## WHAT TO PRODUCE
All entries below need to be written out exactly, but without their pictures.

## INPUT FOR THIS TASK
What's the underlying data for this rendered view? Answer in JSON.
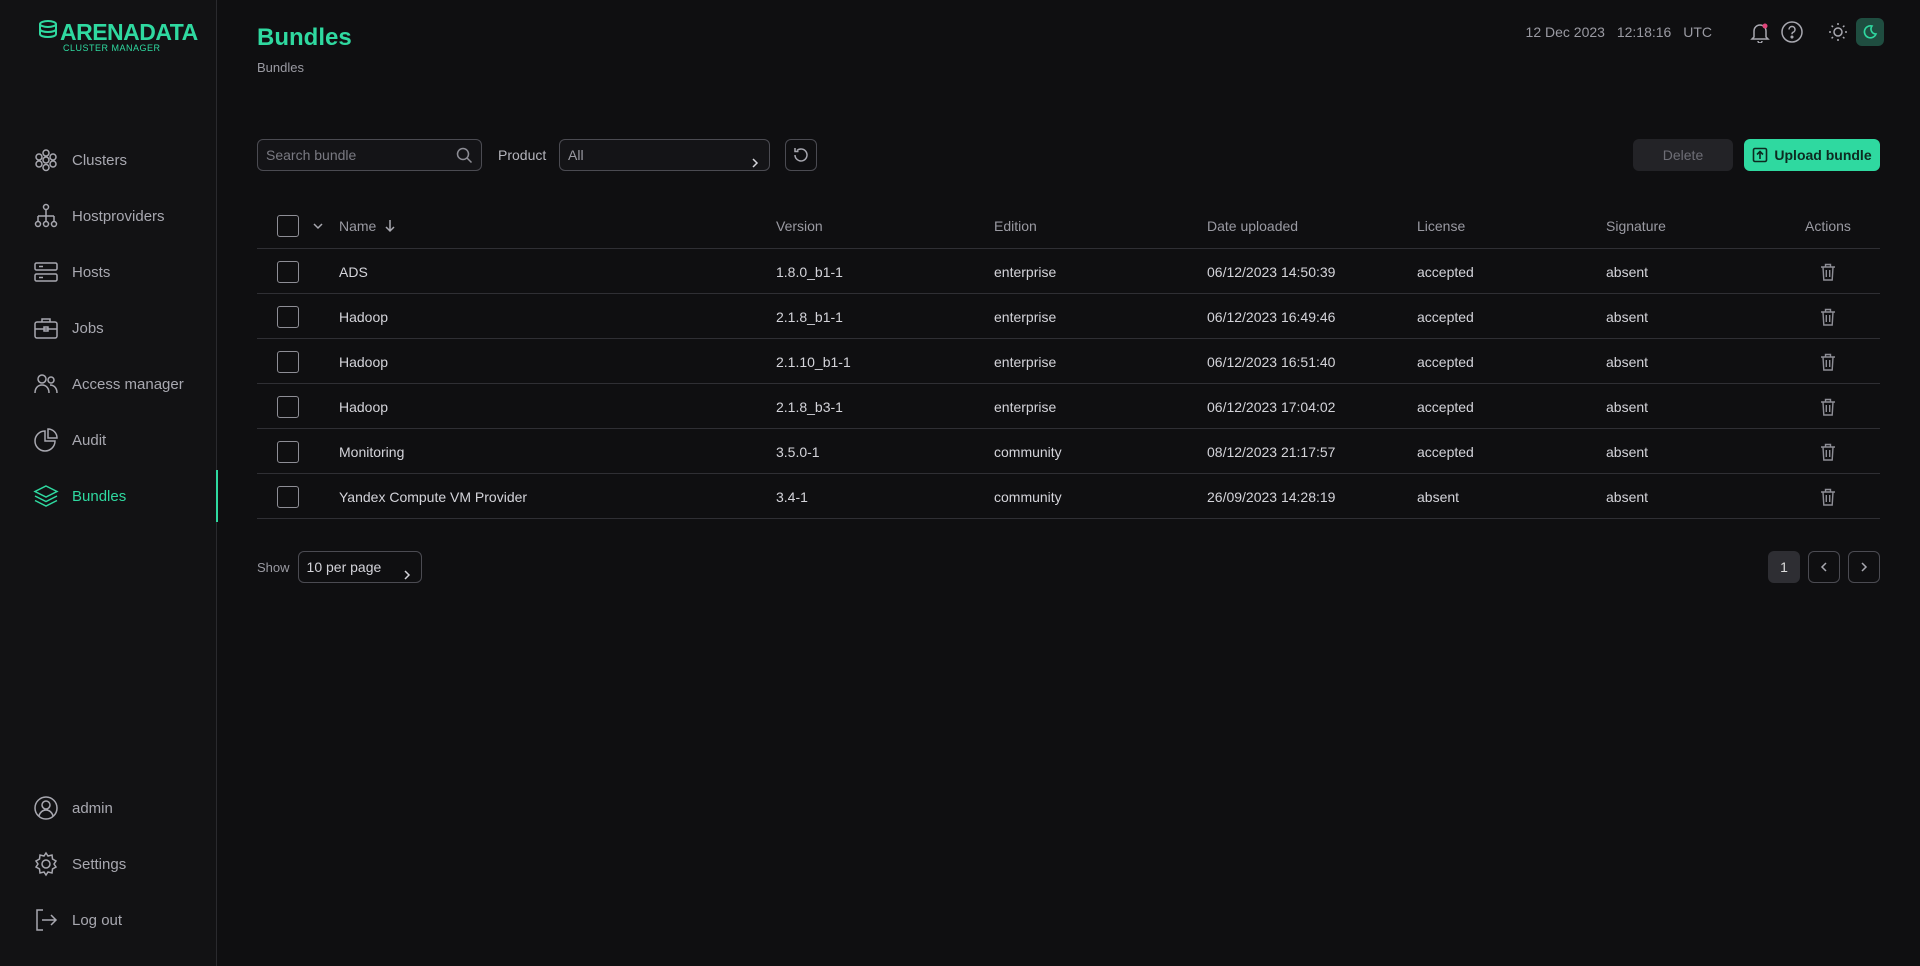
{
  "brand": {
    "name": "ARENADATA",
    "subtitle": "CLUSTER MANAGER"
  },
  "colors": {
    "accent": "#2fd9a0",
    "background": "#0f0f11",
    "sidebar": "#121214",
    "text_muted": "#9a9aa2"
  },
  "sidebar": {
    "items": [
      {
        "label": "Clusters",
        "icon": "clusters-icon"
      },
      {
        "label": "Hostproviders",
        "icon": "hostproviders-icon"
      },
      {
        "label": "Hosts",
        "icon": "hosts-icon"
      },
      {
        "label": "Jobs",
        "icon": "jobs-icon"
      },
      {
        "label": "Access manager",
        "icon": "access-manager-icon"
      },
      {
        "label": "Audit",
        "icon": "audit-icon"
      },
      {
        "label": "Bundles",
        "icon": "bundles-icon",
        "active": true
      }
    ],
    "bottom": [
      {
        "label": "admin",
        "icon": "user-icon"
      },
      {
        "label": "Settings",
        "icon": "gear-icon"
      },
      {
        "label": "Log out",
        "icon": "logout-icon"
      }
    ]
  },
  "header": {
    "title": "Bundles",
    "breadcrumb": "Bundles",
    "date": "12 Dec 2023",
    "time": "12:18:16",
    "timezone": "UTC"
  },
  "toolbar": {
    "search_placeholder": "Search bundle",
    "product_label": "Product",
    "product_value": "All",
    "delete_label": "Delete",
    "upload_label": "Upload bundle"
  },
  "table": {
    "columns": {
      "name": "Name",
      "version": "Version",
      "edition": "Edition",
      "date": "Date uploaded",
      "license": "License",
      "signature": "Signature",
      "actions": "Actions"
    },
    "rows": [
      {
        "name": "ADS",
        "version": "1.8.0_b1-1",
        "edition": "enterprise",
        "date": "06/12/2023 14:50:39",
        "license": "accepted",
        "signature": "absent"
      },
      {
        "name": "Hadoop",
        "version": "2.1.8_b1-1",
        "edition": "enterprise",
        "date": "06/12/2023 16:49:46",
        "license": "accepted",
        "signature": "absent"
      },
      {
        "name": "Hadoop",
        "version": "2.1.10_b1-1",
        "edition": "enterprise",
        "date": "06/12/2023 16:51:40",
        "license": "accepted",
        "signature": "absent"
      },
      {
        "name": "Hadoop",
        "version": "2.1.8_b3-1",
        "edition": "enterprise",
        "date": "06/12/2023 17:04:02",
        "license": "accepted",
        "signature": "absent"
      },
      {
        "name": "Monitoring",
        "version": "3.5.0-1",
        "edition": "community",
        "date": "08/12/2023 21:17:57",
        "license": "accepted",
        "signature": "absent"
      },
      {
        "name": "Yandex Compute VM Provider",
        "version": "3.4-1",
        "edition": "community",
        "date": "26/09/2023 14:28:19",
        "license": "absent",
        "signature": "absent"
      }
    ]
  },
  "pagination": {
    "show_label": "Show",
    "per_page": "10 per page",
    "current_page": "1"
  }
}
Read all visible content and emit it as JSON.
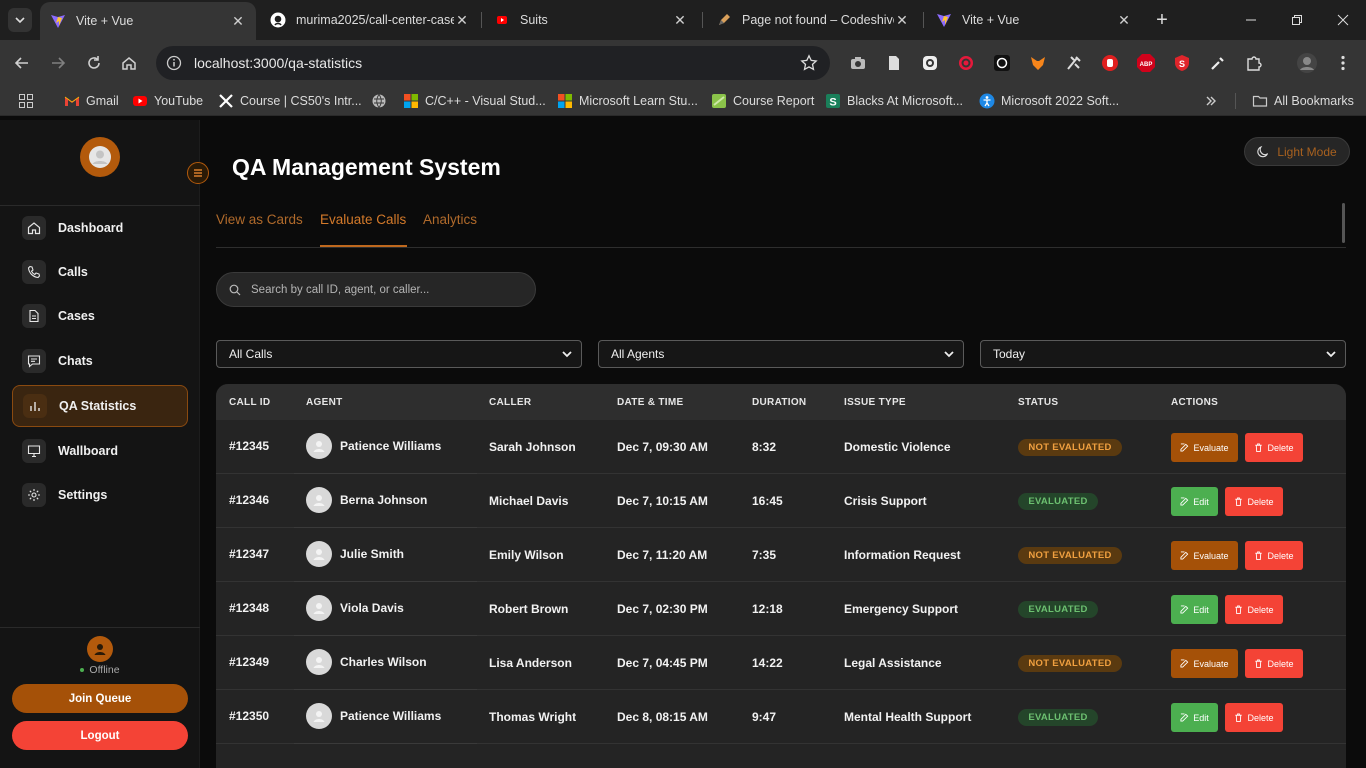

## RESPONSE TO THE EXERCISE
What's the underlying data for this rendered view? Answer in JSON.
{
  "brand": {
    "name": "ARENADATA",
    "subtitle": "CLUSTER MANAGER"
  },
  "colors": {
    "accent": "#2fd9a0",
    "background": "#0f0f11",
    "sidebar": "#121214",
    "text_muted": "#9a9aa2"
  },
  "sidebar": {
    "items": [
      {
        "label": "Clusters",
        "icon": "clusters-icon"
      },
      {
        "label": "Hostproviders",
        "icon": "hostproviders-icon"
      },
      {
        "label": "Hosts",
        "icon": "hosts-icon"
      },
      {
        "label": "Jobs",
        "icon": "jobs-icon"
      },
      {
        "label": "Access manager",
        "icon": "access-manager-icon"
      },
      {
        "label": "Audit",
        "icon": "audit-icon"
      },
      {
        "label": "Bundles",
        "icon": "bundles-icon",
        "active": true
      }
    ],
    "bottom": [
      {
        "label": "admin",
        "icon": "user-icon"
      },
      {
        "label": "Settings",
        "icon": "gear-icon"
      },
      {
        "label": "Log out",
        "icon": "logout-icon"
      }
    ]
  },
  "header": {
    "title": "Bundles",
    "breadcrumb": "Bundles",
    "date": "12 Dec 2023",
    "time": "12:18:16",
    "timezone": "UTC"
  },
  "toolbar": {
    "search_placeholder": "Search bundle",
    "product_label": "Product",
    "product_value": "All",
    "delete_label": "Delete",
    "upload_label": "Upload bundle"
  },
  "table": {
    "columns": {
      "name": "Name",
      "version": "Version",
      "edition": "Edition",
      "date": "Date uploaded",
      "license": "License",
      "signature": "Signature",
      "actions": "Actions"
    },
    "rows": [
      {
        "name": "ADS",
        "version": "1.8.0_b1-1",
        "edition": "enterprise",
        "date": "06/12/2023 14:50:39",
        "license": "accepted",
        "signature": "absent"
      },
      {
        "name": "Hadoop",
        "version": "2.1.8_b1-1",
        "edition": "enterprise",
        "date": "06/12/2023 16:49:46",
        "license": "accepted",
        "signature": "absent"
      },
      {
        "name": "Hadoop",
        "version": "2.1.10_b1-1",
        "edition": "enterprise",
        "date": "06/12/2023 16:51:40",
        "license": "accepted",
        "signature": "absent"
      },
      {
        "name": "Hadoop",
        "version": "2.1.8_b3-1",
        "edition": "enterprise",
        "date": "06/12/2023 17:04:02",
        "license": "accepted",
        "signature": "absent"
      },
      {
        "name": "Monitoring",
        "version": "3.5.0-1",
        "edition": "community",
        "date": "08/12/2023 21:17:57",
        "license": "accepted",
        "signature": "absent"
      },
      {
        "name": "Yandex Compute VM Provider",
        "version": "3.4-1",
        "edition": "community",
        "date": "26/09/2023 14:28:19",
        "license": "absent",
        "signature": "absent"
      }
    ]
  },
  "pagination": {
    "show_label": "Show",
    "per_page": "10 per page",
    "current_page": "1"
  }
}
Read all visible content and emit it as JSON.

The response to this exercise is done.